Entries taken from a collection
++++++++++

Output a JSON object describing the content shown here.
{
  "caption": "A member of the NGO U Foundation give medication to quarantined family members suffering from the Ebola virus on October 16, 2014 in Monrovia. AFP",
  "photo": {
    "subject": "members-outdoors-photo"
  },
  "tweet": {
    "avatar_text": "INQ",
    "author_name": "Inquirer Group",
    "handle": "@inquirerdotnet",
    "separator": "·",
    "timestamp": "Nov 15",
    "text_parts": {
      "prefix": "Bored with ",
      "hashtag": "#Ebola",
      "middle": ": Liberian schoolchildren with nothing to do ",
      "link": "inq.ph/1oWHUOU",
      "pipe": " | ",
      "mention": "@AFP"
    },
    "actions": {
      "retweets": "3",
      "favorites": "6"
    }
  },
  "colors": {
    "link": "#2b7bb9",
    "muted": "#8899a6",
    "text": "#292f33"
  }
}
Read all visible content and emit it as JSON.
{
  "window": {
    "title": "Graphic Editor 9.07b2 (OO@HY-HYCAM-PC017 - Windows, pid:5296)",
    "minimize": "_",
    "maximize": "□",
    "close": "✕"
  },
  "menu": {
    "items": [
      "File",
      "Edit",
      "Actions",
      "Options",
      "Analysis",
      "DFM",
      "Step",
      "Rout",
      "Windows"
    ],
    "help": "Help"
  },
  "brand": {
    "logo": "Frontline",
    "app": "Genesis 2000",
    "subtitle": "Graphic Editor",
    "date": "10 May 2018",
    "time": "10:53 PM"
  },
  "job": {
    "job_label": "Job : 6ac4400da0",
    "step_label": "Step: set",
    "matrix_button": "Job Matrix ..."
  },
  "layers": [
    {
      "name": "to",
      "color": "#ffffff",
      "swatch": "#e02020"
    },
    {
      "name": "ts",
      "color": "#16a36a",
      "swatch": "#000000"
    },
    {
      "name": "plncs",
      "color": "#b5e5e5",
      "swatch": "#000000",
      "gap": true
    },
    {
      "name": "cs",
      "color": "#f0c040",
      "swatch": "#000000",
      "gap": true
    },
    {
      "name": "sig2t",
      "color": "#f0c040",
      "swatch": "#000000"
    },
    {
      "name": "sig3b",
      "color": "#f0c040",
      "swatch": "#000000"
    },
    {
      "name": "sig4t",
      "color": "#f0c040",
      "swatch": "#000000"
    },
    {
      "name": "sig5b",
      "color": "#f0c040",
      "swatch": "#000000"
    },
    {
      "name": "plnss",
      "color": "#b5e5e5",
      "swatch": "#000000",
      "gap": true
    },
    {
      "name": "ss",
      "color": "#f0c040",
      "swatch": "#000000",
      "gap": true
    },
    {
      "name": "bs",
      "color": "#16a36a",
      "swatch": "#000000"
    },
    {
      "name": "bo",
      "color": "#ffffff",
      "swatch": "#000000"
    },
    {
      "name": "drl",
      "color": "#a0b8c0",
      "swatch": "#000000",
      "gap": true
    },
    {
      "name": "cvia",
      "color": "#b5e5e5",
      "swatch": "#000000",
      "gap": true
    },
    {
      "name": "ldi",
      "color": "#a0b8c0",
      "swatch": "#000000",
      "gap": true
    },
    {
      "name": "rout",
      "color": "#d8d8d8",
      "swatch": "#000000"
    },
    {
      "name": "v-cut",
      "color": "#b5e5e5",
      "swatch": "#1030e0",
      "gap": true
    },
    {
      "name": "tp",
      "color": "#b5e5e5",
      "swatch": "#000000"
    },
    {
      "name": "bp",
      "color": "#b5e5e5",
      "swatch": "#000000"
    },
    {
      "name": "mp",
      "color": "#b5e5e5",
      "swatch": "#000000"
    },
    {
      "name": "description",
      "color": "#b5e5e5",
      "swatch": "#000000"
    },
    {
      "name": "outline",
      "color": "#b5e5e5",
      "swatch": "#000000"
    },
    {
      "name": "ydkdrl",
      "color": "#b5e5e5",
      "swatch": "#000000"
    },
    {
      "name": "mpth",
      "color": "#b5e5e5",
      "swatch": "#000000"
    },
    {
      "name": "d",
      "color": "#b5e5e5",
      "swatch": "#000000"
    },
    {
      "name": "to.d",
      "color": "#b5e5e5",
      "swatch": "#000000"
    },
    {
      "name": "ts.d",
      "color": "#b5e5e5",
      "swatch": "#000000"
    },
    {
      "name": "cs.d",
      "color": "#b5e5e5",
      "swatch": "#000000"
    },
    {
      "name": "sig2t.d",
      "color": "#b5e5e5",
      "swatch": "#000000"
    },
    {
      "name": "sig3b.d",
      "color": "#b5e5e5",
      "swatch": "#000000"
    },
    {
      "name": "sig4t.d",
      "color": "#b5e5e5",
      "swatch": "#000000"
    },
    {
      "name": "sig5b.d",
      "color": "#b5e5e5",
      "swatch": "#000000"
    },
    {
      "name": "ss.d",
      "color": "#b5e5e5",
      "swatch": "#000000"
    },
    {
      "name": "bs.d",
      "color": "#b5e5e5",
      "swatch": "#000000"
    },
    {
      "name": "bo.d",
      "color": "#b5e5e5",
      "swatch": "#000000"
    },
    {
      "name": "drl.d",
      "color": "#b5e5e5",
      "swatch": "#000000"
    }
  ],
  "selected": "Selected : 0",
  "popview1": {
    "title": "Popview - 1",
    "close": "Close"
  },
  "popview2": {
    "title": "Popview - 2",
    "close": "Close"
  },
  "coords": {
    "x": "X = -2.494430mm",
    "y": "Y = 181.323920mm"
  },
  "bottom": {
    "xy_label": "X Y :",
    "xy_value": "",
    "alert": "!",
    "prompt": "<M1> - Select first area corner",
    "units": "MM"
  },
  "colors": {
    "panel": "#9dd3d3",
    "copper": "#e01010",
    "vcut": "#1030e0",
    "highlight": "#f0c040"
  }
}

++++++++++

* Task
Every line of the data is to be printed again exactly.

* Result of the task
Output a JSON object describing the content shown here.
{
  "caption": "A member of the NGO U Foundation give medication to quarantined family members suffering from the Ebola virus on October 16, 2014 in Monrovia. AFP",
  "photo": {
    "subject": "members-outdoors-photo"
  },
  "tweet": {
    "avatar_text": "INQ",
    "author_name": "Inquirer Group",
    "handle": "@inquirerdotnet",
    "separator": "·",
    "timestamp": "Nov 15",
    "text_parts": {
      "prefix": "Bored with ",
      "hashtag": "#Ebola",
      "middle": ": Liberian schoolchildren with nothing to do ",
      "link": "inq.ph/1oWHUOU",
      "pipe": " | ",
      "mention": "@AFP"
    },
    "actions": {
      "retweets": "3",
      "favorites": "6"
    }
  },
  "colors": {
    "link": "#2b7bb9",
    "muted": "#8899a6",
    "text": "#292f33"
  }
}
Read all visible content and emit it as JSON.
{
  "window": {
    "title": "Graphic Editor 9.07b2 (OO@HY-HYCAM-PC017 - Windows, pid:5296)",
    "minimize": "_",
    "maximize": "□",
    "close": "✕"
  },
  "menu": {
    "items": [
      "File",
      "Edit",
      "Actions",
      "Options",
      "Analysis",
      "DFM",
      "Step",
      "Rout",
      "Windows"
    ],
    "help": "Help"
  },
  "brand": {
    "logo": "Frontline",
    "app": "Genesis 2000",
    "subtitle": "Graphic Editor",
    "date": "10 May 2018",
    "time": "10:53 PM"
  },
  "job": {
    "job_label": "Job : 6ac4400da0",
    "step_label": "Step: set",
    "matrix_button": "Job Matrix ..."
  },
  "layers": [
    {
      "name": "to",
      "color": "#ffffff",
      "swatch": "#e02020"
    },
    {
      "name": "ts",
      "color": "#16a36a",
      "swatch": "#000000"
    },
    {
      "name": "plncs",
      "color": "#b5e5e5",
      "swatch": "#000000",
      "gap": true
    },
    {
      "name": "cs",
      "color": "#f0c040",
      "swatch": "#000000",
      "gap": true
    },
    {
      "name": "sig2t",
      "color": "#f0c040",
      "swatch": "#000000"
    },
    {
      "name": "sig3b",
      "color": "#f0c040",
      "swatch": "#000000"
    },
    {
      "name": "sig4t",
      "color": "#f0c040",
      "swatch": "#000000"
    },
    {
      "name": "sig5b",
      "color": "#f0c040",
      "swatch": "#000000"
    },
    {
      "name": "plnss",
      "color": "#b5e5e5",
      "swatch": "#000000",
      "gap": true
    },
    {
      "name": "ss",
      "color": "#f0c040",
      "swatch": "#000000",
      "gap": true
    },
    {
      "name": "bs",
      "color": "#16a36a",
      "swatch": "#000000"
    },
    {
      "name": "bo",
      "color": "#ffffff",
      "swatch": "#000000"
    },
    {
      "name": "drl",
      "color": "#a0b8c0",
      "swatch": "#000000",
      "gap": true
    },
    {
      "name": "cvia",
      "color": "#b5e5e5",
      "swatch": "#000000",
      "gap": true
    },
    {
      "name": "ldi",
      "color": "#a0b8c0",
      "swatch": "#000000",
      "gap": true
    },
    {
      "name": "rout",
      "color": "#d8d8d8",
      "swatch": "#000000"
    },
    {
      "name": "v-cut",
      "color": "#b5e5e5",
      "swatch": "#1030e0",
      "gap": true
    },
    {
      "name": "tp",
      "color": "#b5e5e5",
      "swatch": "#000000"
    },
    {
      "name": "bp",
      "color": "#b5e5e5",
      "swatch": "#000000"
    },
    {
      "name": "mp",
      "color": "#b5e5e5",
      "swatch": "#000000"
    },
    {
      "name": "description",
      "color": "#b5e5e5",
      "swatch": "#000000"
    },
    {
      "name": "outline",
      "color": "#b5e5e5",
      "swatch": "#000000"
    },
    {
      "name": "ydkdrl",
      "color": "#b5e5e5",
      "swatch": "#000000"
    },
    {
      "name": "mpth",
      "color": "#b5e5e5",
      "swatch": "#000000"
    },
    {
      "name": "d",
      "color": "#b5e5e5",
      "swatch": "#000000"
    },
    {
      "name": "to.d",
      "color": "#b5e5e5",
      "swatch": "#000000"
    },
    {
      "name": "ts.d",
      "color": "#b5e5e5",
      "swatch": "#000000"
    },
    {
      "name": "cs.d",
      "color": "#b5e5e5",
      "swatch": "#000000"
    },
    {
      "name": "sig2t.d",
      "color": "#b5e5e5",
      "swatch": "#000000"
    },
    {
      "name": "sig3b.d",
      "color": "#b5e5e5",
      "swatch": "#000000"
    },
    {
      "name": "sig4t.d",
      "color": "#b5e5e5",
      "swatch": "#000000"
    },
    {
      "name": "sig5b.d",
      "color": "#b5e5e5",
      "swatch": "#000000"
    },
    {
      "name": "ss.d",
      "color": "#b5e5e5",
      "swatch": "#000000"
    },
    {
      "name": "bs.d",
      "color": "#b5e5e5",
      "swatch": "#000000"
    },
    {
      "name": "bo.d",
      "color": "#b5e5e5",
      "swatch": "#000000"
    },
    {
      "name": "drl.d",
      "color": "#b5e5e5",
      "swatch": "#000000"
    }
  ],
  "selected": "Selected : 0",
  "popview1": {
    "title": "Popview - 1",
    "close": "Close"
  },
  "popview2": {
    "title": "Popview - 2",
    "close": "Close"
  },
  "coords": {
    "x": "X = -2.494430mm",
    "y": "Y = 181.323920mm"
  },
  "bottom": {
    "xy_label": "X Y :",
    "xy_value": "",
    "alert": "!",
    "prompt": "<M1> - Select first area corner",
    "units": "MM"
  },
  "colors": {
    "panel": "#9dd3d3",
    "copper": "#e01010",
    "vcut": "#1030e0",
    "highlight": "#f0c040"
  }
}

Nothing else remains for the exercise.